### 本文
=-=-=
70年代から本格化した日本語教育-今はポップカルチャーと両輪で
特殊目的の日本語教育という分野
特殊目的の日本語教育という分野があります。例えば、外交官、客室乗務員やビジネスパーソン、MBAや工学、医学分野の大学院生、また、限られた専門分野の研究者などは、一般的な日本語学習というより、経済新聞や日本語の専門誌が読めなければならないとか、財政投融資について研究しているので専門書が読めなければならないとか、特殊な目的で日本語を習得しなければならない立場にあります。Japanese for a specific purposeと名づけられていますが、この目的別/専門別日本語教育は、そんな人々のためにある日本語教育分野です。学習者もさまざまで、学習者によって日本語を要求される場面も違います。学習する日本語の文章構造自体が独特だったり、専門用語が多く出てきたりします。また、敬語がそれほど必要でないグループ、あるいは反対に敬語の習得が必須のグループなど、細かい違いがいろいろとあります。「ビジネス英語」ならぬ「ビジネス日本語」もその一つです。とにかく、教える側に社会・文化一般の幅広い知識が必要となってくる分野です。
国際交流基金での日本語教師養成講座が始まったのは1970年代前半でした。その頃、大学の日本語教師養成課程は、数えるほどしか存在していませんでした。それから約40年、日本語学習者も劇的に増え日本語教育を取り巻く環境、とりわけ学ぶ側の姿勢は変わりました。
日本語習得は漫画を読むため?
現在の留学生の様子を見ると、日本語を学ぶ動機が昔と明らかに違います。日本のポップカルチャー(サブカルチャー)の輸出が日本語自体に比べて急激に進んでいるというのが大きく影響しています。そのため、アニメを日本語で見たい、聞き取りたい、理解したい、漫画を日本語で読みたいという人が多いのです。女性の一部には、ファッションに憧れて日本に興味を持ったという人もいますが、数的には少なく、圧倒的に漫画が目的という学生が多いのも事実です。
=-=-=
### 提供された行
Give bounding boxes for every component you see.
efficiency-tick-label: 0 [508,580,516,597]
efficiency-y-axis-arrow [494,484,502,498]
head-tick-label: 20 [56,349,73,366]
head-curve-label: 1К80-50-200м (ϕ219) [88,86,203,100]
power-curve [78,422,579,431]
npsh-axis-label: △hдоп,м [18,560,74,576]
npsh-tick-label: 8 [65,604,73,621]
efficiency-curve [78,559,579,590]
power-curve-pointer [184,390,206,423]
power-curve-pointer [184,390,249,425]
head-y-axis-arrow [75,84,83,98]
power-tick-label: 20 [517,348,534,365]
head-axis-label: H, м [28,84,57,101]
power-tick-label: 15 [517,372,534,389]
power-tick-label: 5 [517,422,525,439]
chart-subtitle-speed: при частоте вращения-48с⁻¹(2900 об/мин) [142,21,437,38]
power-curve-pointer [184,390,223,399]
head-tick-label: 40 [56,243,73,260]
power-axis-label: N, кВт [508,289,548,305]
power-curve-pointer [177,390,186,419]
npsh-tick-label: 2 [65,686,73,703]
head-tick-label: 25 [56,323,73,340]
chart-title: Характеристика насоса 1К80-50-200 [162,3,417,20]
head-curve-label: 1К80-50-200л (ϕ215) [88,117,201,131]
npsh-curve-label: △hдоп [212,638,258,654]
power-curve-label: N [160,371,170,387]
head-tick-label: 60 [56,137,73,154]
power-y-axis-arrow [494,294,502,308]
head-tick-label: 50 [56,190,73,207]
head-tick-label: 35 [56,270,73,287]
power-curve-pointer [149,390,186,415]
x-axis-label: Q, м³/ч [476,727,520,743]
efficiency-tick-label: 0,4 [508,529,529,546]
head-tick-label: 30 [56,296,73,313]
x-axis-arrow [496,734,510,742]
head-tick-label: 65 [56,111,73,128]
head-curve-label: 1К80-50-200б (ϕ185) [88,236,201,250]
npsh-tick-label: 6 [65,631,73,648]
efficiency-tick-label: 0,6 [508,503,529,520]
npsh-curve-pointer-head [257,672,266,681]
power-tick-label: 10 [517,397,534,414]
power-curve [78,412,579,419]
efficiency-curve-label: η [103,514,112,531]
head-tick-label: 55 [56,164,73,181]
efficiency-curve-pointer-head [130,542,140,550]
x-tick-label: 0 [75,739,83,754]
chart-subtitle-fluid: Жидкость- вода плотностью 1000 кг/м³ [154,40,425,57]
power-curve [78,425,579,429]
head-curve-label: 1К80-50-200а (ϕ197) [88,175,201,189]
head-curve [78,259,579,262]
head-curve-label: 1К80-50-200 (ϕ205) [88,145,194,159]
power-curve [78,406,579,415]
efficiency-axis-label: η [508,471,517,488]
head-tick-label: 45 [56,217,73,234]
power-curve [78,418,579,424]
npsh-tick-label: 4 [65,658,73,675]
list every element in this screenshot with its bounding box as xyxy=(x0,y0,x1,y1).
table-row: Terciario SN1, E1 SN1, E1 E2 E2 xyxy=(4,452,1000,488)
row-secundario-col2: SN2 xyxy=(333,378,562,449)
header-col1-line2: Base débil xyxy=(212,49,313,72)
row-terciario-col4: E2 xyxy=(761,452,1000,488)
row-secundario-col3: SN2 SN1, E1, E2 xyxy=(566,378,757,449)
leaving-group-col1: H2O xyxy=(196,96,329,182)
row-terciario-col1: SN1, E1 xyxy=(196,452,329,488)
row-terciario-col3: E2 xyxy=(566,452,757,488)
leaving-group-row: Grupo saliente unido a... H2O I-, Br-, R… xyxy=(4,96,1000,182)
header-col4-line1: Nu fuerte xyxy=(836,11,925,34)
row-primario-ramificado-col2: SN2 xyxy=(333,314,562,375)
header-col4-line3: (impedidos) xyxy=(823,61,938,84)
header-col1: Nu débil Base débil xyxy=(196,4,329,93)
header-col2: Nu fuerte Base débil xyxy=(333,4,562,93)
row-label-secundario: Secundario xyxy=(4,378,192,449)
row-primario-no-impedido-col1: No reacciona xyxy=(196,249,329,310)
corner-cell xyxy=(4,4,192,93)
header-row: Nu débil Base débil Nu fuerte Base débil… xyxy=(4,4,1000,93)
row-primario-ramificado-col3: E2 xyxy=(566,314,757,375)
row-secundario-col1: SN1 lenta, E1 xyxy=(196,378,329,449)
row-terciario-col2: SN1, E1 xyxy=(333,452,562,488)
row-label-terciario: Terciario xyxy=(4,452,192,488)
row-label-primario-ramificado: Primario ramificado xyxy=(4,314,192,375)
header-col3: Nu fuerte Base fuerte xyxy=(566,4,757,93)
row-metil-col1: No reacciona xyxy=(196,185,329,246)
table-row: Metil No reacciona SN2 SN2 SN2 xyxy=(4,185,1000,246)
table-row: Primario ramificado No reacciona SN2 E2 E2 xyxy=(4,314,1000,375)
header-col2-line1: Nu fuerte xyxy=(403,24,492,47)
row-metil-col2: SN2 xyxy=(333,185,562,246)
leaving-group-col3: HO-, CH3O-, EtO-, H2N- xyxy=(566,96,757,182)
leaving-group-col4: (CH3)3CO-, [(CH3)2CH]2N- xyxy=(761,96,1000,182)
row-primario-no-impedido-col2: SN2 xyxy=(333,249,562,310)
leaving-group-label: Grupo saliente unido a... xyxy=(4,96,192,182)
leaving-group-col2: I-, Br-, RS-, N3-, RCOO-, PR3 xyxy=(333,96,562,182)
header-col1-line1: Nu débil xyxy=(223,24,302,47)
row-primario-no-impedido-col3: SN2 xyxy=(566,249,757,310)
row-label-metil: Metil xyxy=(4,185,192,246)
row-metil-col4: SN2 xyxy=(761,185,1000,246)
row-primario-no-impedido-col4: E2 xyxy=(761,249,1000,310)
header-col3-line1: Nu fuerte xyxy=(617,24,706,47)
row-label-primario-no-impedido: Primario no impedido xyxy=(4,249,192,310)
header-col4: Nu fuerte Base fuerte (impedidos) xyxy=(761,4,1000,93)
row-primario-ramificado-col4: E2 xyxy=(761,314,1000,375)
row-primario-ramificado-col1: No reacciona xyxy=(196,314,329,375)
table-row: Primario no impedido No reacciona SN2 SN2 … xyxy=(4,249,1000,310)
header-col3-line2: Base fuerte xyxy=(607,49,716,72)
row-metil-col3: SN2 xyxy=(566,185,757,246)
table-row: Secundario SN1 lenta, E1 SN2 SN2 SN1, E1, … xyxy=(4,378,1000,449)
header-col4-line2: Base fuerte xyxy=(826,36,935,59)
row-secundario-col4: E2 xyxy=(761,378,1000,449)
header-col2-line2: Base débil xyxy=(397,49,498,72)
=-=-=
### 問題と課題
1 – 本文によると、国際交流基金での日本語教師養成講座が始まったのはいつか。
2 – 本文の「70年代から本格化した日本語教育-今はポップカルチャーと両輪で」から「いう学生が多いのも事実です。」までをすべて書き写すこと。
これらの行は本文とは別の出典から取ったものである。

### 解答
1 – 1970年代前半。

2 –
70年代から本格化した日本語教育-今はポップカルチャーと両輪で
特殊目的の日本語教育という分野
特殊目的の日本語教育という分野があります。例えば、外交官、客室乗務員やビジネスパーソン、MBAや工学、医学分野の大学院生、また、限られた専門分野の研究者などは、一般的な日本語学習というより、経済新聞や日本語の専門誌が読めなければならないとか、財政投融資について研究しているので専門書が読めなければならないとか、特殊な目的で日本語を習得しなければならない立場にあります。Japanese for a specific purposeと名づけられていますが、この目的別/専門別日本語教育は、そんな人々のためにある日本語教育分野です。学習者もさまざまで、学習者によって日本語を要求される場面も違います。学習する日本語の文章構造自体が独特だったり、専門用語が多く出てきたりします。また、敬語がそれほど必要でないグループ、あるいは反対に敬語の習得が必須のグループなど、細かい違いがいろいろとあります。「ビジネス英語」ならぬ「ビジネス日本語」もその一つです。とにかく、教える側に社会・文化一般の幅広い知識が必要となってくる分野です。
国際交流基金での日本語教師養成講座が始まったのは1970年代前半でした。その頃、大学の日本語教師養成課程は、数えるほどしか存在していませんでした。それから約40年、日本語学習者も劇的に増え日本語教育を取り巻く環境、とりわけ学ぶ側の姿勢は変わりました。
日本語習得は漫画を読むため?
現在の留学生の様子を見ると、日本語を学ぶ動機が昔と明らかに違います。日本のポップカルチャー(サブカルチャー)の輸出が日本語自体に比べて急激に進んでいるというのが大きく影響しています。そのため、アニメを日本語で見たい、聞き取りたい、理解したい、漫画を日本語で読みたいという人が多いのです。女性の一部には、ファッションに憧れて日本に興味を持ったという人もいますが、数的には少なく、圧倒的に漫画が目的という学生が多いのも事実です。